- [INPUT DATA]

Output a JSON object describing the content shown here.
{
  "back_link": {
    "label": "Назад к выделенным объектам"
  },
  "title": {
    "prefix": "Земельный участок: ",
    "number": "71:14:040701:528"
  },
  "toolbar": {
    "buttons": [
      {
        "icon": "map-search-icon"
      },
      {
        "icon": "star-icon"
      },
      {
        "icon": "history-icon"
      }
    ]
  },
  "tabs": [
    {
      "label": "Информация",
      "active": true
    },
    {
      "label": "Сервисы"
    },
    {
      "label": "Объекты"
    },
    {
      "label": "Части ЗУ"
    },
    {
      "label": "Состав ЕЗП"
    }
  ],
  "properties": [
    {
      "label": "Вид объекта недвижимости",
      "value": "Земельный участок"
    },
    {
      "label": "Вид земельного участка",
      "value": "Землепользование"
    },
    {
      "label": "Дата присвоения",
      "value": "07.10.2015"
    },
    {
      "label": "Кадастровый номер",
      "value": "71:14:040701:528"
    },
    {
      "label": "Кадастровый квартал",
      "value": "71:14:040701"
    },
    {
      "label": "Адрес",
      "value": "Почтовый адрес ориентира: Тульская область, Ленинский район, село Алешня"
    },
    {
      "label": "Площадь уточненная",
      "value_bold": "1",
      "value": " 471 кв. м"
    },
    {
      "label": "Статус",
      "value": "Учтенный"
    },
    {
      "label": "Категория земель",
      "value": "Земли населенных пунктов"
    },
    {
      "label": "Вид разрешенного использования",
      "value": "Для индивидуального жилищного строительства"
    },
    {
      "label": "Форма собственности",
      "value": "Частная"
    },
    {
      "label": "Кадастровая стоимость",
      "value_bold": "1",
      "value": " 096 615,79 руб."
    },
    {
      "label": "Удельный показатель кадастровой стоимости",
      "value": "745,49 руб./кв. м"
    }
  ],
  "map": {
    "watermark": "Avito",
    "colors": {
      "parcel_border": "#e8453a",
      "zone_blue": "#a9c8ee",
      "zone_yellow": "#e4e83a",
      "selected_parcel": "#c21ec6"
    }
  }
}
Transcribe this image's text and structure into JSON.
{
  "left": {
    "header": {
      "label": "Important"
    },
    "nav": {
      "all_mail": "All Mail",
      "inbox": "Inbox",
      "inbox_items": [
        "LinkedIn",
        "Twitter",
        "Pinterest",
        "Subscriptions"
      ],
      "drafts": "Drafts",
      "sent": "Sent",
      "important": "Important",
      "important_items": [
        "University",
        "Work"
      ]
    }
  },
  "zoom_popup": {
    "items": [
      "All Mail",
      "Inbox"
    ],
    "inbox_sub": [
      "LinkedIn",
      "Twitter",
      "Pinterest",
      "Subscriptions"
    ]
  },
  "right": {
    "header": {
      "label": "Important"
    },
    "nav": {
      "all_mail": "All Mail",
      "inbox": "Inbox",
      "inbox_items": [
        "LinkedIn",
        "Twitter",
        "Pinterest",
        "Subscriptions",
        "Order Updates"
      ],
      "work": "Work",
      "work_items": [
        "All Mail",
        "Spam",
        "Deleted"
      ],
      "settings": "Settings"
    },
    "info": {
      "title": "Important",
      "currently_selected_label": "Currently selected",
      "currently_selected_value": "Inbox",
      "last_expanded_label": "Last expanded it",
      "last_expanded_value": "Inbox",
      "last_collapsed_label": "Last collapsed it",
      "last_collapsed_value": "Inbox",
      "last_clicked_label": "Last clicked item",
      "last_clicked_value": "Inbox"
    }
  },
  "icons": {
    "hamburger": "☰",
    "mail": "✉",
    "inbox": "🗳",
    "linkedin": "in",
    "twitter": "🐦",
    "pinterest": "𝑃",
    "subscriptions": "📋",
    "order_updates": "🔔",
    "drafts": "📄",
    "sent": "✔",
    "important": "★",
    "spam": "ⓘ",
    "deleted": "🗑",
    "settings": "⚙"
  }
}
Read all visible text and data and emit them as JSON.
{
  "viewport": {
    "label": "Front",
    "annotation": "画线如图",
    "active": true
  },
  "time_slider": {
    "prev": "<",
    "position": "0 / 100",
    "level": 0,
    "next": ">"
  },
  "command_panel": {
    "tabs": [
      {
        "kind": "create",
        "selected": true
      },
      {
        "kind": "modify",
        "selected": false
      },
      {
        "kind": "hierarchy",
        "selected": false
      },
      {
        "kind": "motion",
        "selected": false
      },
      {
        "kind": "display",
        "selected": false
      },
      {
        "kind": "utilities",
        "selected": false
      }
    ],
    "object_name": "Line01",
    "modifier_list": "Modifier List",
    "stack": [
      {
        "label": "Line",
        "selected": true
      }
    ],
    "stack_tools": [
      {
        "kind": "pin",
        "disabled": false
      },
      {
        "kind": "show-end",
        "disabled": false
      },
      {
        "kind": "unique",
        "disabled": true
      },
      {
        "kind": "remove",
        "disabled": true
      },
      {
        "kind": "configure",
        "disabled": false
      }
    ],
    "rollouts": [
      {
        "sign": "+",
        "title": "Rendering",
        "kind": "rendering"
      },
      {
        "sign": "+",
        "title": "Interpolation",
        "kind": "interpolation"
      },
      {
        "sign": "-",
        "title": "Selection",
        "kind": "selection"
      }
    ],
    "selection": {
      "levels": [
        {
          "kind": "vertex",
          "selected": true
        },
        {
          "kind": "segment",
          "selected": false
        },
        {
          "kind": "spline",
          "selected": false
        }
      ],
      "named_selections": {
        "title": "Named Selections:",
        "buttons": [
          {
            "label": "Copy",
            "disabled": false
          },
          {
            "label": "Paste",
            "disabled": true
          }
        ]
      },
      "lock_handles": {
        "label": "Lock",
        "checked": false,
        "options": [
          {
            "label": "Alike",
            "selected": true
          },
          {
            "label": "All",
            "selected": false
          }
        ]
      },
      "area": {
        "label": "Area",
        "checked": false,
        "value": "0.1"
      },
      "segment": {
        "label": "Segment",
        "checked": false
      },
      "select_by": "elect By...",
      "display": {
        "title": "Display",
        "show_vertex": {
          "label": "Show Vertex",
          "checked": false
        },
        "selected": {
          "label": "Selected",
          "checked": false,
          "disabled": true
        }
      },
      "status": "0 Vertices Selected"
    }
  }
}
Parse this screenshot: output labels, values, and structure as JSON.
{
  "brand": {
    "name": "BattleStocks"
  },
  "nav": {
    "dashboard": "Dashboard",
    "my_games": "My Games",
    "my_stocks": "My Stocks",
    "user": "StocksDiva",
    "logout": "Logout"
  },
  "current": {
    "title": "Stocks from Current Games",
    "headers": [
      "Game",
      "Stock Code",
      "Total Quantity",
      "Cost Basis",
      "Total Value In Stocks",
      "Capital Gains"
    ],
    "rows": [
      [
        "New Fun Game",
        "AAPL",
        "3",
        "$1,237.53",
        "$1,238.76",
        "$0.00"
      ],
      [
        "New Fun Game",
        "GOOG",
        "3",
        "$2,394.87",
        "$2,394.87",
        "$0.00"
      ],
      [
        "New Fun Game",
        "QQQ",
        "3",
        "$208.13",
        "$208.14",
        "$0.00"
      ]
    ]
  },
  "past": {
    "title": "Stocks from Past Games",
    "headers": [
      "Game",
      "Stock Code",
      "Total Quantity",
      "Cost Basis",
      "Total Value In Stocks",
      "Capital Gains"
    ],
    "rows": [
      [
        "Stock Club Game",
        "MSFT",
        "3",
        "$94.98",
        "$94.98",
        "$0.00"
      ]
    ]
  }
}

- [EXERCISE DETAILS] In the records above, locate every line with the string "Кадастровый" and copy it.

- [THE REPLY]
      "label": "Кадастровый номер",
      "label": "Кадастровый квартал",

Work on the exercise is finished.